TASK DESCRIPTION – Copy out, character for character, the lines of the material below between the line holding "style-label: Nature <box>547" and the line holding "chevron-right-icon: › <box>288 371", both included.
━━ MATERIAL FOR THE TASK
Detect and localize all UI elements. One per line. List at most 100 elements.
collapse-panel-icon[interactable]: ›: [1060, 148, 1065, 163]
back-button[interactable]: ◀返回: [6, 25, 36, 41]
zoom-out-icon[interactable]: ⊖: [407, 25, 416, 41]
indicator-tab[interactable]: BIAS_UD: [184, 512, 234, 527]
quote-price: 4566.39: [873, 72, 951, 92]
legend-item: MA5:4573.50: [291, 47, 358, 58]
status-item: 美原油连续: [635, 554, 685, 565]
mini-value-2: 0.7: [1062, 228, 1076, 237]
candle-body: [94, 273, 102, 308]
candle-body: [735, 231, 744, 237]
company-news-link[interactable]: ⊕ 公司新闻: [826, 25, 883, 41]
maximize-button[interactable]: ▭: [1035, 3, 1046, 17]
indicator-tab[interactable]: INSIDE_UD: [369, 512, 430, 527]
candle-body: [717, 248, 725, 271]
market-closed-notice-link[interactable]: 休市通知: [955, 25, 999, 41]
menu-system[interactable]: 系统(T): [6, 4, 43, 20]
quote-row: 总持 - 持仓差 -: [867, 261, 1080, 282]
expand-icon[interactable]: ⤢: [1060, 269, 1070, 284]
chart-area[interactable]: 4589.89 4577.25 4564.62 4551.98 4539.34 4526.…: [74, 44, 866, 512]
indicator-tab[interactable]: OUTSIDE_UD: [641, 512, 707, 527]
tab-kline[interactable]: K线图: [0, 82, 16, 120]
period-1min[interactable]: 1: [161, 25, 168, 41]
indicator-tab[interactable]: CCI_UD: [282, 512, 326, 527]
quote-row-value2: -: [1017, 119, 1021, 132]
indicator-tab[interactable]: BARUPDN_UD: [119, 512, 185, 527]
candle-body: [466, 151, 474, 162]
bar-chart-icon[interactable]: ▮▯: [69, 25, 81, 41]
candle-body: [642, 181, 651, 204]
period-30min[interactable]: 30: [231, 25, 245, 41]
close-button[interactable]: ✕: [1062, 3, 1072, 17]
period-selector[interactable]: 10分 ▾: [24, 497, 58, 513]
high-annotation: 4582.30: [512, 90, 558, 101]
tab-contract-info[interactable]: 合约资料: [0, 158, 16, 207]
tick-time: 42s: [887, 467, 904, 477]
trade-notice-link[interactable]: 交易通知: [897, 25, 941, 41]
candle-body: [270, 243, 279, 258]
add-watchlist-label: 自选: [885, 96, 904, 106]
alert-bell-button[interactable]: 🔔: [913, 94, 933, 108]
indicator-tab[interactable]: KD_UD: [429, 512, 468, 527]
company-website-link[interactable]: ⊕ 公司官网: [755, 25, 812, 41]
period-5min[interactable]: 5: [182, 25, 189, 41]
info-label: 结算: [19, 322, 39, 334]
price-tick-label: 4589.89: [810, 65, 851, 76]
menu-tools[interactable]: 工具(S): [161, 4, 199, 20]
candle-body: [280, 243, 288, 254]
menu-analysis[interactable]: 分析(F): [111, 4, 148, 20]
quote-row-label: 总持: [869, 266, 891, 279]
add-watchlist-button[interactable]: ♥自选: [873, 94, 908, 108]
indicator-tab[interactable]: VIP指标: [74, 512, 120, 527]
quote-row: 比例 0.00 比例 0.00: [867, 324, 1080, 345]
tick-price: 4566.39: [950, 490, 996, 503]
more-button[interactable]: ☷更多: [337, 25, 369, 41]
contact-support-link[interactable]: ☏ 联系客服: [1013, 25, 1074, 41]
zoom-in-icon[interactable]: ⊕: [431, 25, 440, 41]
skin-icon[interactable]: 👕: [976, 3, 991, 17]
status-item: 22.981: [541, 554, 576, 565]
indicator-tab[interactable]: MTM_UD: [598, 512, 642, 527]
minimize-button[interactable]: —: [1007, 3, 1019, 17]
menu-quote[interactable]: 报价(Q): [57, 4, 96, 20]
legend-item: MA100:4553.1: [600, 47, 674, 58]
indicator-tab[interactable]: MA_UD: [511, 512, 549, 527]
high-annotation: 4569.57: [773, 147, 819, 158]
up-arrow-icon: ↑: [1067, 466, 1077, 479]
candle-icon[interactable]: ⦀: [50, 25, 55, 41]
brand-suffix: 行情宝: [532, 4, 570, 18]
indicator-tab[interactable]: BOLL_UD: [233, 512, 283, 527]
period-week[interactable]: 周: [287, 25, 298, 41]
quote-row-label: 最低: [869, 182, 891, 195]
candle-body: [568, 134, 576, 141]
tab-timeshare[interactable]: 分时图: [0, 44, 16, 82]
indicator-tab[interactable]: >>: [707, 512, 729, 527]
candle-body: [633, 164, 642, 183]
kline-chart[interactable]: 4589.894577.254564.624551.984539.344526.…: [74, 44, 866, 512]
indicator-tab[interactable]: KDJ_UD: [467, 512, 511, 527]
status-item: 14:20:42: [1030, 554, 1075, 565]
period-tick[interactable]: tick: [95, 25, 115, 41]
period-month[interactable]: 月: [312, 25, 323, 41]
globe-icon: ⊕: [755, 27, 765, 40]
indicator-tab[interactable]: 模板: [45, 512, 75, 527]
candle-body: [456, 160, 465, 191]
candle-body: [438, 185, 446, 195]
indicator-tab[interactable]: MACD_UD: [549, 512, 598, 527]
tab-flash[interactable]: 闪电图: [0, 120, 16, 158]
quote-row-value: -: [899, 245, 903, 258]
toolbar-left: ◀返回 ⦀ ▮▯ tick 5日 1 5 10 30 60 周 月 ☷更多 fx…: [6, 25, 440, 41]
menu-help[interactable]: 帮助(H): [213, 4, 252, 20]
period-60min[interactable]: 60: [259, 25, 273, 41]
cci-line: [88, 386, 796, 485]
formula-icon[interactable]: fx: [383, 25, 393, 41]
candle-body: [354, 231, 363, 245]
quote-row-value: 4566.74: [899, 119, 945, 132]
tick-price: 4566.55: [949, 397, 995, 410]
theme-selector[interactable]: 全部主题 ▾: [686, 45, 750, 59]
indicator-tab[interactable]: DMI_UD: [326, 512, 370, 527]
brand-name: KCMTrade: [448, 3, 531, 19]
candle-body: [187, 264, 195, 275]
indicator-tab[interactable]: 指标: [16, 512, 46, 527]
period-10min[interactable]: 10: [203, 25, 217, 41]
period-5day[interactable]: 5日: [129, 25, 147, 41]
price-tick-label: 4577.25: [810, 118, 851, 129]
━━━━
━━ MATERIAL FOR THE TASK
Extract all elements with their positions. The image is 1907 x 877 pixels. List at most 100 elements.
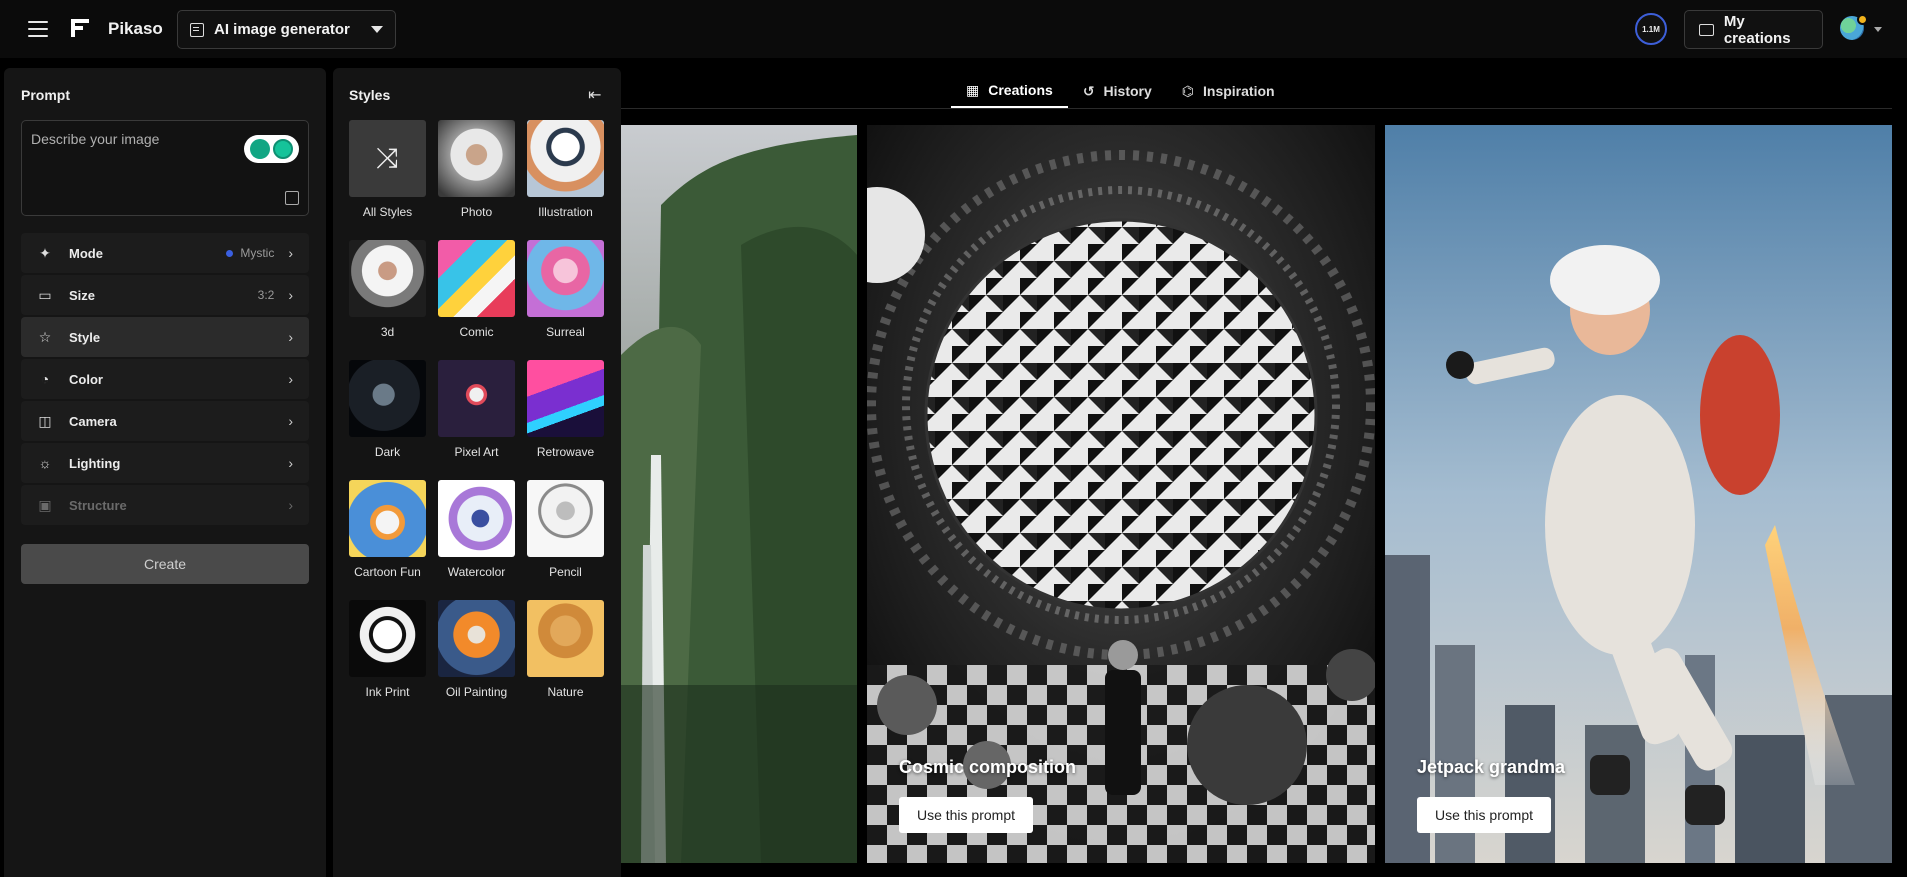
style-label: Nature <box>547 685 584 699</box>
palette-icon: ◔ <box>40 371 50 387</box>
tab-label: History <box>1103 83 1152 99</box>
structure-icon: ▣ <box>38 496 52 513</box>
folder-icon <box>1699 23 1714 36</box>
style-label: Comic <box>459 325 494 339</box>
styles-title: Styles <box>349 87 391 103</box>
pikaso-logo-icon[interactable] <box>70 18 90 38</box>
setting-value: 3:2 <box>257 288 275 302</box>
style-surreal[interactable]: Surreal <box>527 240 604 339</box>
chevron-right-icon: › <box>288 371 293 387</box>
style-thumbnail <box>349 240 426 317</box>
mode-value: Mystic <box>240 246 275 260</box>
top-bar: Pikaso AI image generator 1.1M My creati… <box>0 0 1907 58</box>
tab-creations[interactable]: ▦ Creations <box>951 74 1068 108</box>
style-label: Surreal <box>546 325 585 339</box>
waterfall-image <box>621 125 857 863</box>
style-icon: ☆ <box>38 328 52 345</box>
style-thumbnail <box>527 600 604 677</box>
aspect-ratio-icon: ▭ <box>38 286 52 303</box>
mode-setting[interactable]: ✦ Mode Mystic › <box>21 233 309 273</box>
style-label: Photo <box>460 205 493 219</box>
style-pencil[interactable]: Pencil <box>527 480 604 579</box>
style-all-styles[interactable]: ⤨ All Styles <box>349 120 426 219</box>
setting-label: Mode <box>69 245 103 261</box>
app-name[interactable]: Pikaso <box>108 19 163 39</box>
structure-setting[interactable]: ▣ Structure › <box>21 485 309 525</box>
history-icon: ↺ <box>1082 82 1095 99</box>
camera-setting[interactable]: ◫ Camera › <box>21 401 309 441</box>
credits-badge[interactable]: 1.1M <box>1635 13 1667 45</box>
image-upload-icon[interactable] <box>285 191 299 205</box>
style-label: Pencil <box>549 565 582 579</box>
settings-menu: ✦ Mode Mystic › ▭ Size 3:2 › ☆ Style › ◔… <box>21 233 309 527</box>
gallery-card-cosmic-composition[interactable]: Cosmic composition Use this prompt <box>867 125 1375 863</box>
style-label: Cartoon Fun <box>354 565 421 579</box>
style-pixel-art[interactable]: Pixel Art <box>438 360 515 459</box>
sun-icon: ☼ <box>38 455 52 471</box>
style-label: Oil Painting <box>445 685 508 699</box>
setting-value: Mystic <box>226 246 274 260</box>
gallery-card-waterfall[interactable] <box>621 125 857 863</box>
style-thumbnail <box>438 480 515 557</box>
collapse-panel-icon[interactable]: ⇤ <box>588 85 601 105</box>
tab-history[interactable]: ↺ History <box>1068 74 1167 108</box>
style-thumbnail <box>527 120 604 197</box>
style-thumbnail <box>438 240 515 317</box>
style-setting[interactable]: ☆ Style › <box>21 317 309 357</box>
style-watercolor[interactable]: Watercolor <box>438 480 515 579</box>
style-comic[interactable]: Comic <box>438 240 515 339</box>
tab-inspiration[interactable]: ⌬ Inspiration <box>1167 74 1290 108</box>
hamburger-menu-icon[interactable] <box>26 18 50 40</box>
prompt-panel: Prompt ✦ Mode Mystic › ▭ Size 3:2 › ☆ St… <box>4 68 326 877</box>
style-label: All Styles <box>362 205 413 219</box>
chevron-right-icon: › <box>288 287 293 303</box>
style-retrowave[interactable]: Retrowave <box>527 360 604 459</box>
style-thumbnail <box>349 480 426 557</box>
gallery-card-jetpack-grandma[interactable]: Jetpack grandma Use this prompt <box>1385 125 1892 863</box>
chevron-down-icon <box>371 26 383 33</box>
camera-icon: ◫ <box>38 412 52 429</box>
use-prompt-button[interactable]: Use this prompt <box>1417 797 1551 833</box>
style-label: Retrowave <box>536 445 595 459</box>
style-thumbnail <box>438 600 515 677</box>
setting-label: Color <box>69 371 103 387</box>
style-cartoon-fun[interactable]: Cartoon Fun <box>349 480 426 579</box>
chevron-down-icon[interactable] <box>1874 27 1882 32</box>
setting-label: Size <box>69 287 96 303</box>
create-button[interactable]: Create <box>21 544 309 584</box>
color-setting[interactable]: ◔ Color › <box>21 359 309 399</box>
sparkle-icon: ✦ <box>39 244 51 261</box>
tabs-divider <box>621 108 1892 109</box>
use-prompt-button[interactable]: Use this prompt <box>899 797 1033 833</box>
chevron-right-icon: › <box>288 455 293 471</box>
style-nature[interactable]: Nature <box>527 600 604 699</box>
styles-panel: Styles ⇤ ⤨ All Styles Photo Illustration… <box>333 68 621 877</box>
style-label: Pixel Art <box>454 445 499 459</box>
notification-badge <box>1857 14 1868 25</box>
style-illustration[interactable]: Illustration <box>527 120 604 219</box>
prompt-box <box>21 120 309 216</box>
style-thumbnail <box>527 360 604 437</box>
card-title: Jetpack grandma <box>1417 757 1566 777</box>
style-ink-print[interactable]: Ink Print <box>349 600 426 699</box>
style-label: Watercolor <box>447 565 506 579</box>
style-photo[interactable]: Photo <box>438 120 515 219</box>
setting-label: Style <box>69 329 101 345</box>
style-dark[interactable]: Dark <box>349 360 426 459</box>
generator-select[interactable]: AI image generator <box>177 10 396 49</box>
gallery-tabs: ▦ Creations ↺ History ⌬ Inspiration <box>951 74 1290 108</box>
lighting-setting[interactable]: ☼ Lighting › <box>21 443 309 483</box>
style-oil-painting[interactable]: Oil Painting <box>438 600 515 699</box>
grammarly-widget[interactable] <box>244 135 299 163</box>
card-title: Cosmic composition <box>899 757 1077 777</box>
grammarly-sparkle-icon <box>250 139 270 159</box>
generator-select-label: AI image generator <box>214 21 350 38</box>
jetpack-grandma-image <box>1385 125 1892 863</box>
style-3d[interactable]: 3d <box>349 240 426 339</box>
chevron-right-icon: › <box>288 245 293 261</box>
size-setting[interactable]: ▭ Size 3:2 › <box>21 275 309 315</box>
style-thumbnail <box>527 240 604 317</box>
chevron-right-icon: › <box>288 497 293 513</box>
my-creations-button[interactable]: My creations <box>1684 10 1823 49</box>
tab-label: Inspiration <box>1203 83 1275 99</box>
━━━━
RESULT FOR THIS EXERCISE –
style-label: Nature <box>547 685 584 699</box>
palette-icon: ◔ <box>40 371 50 387</box>
tab-label: History <box>1103 83 1152 99</box>
structure-icon: ▣ <box>38 496 52 513</box>
folder-icon <box>1699 23 1714 36</box>
style-label: Comic <box>459 325 494 339</box>
styles-title: Styles <box>349 87 391 103</box>
pikaso-logo-icon[interactable] <box>70 18 90 38</box>
setting-value: 3:2 <box>257 288 275 302</box>
style-surreal[interactable]: Surreal <box>527 240 604 339</box>
chevron-right-icon: › <box>288 371 293 387</box>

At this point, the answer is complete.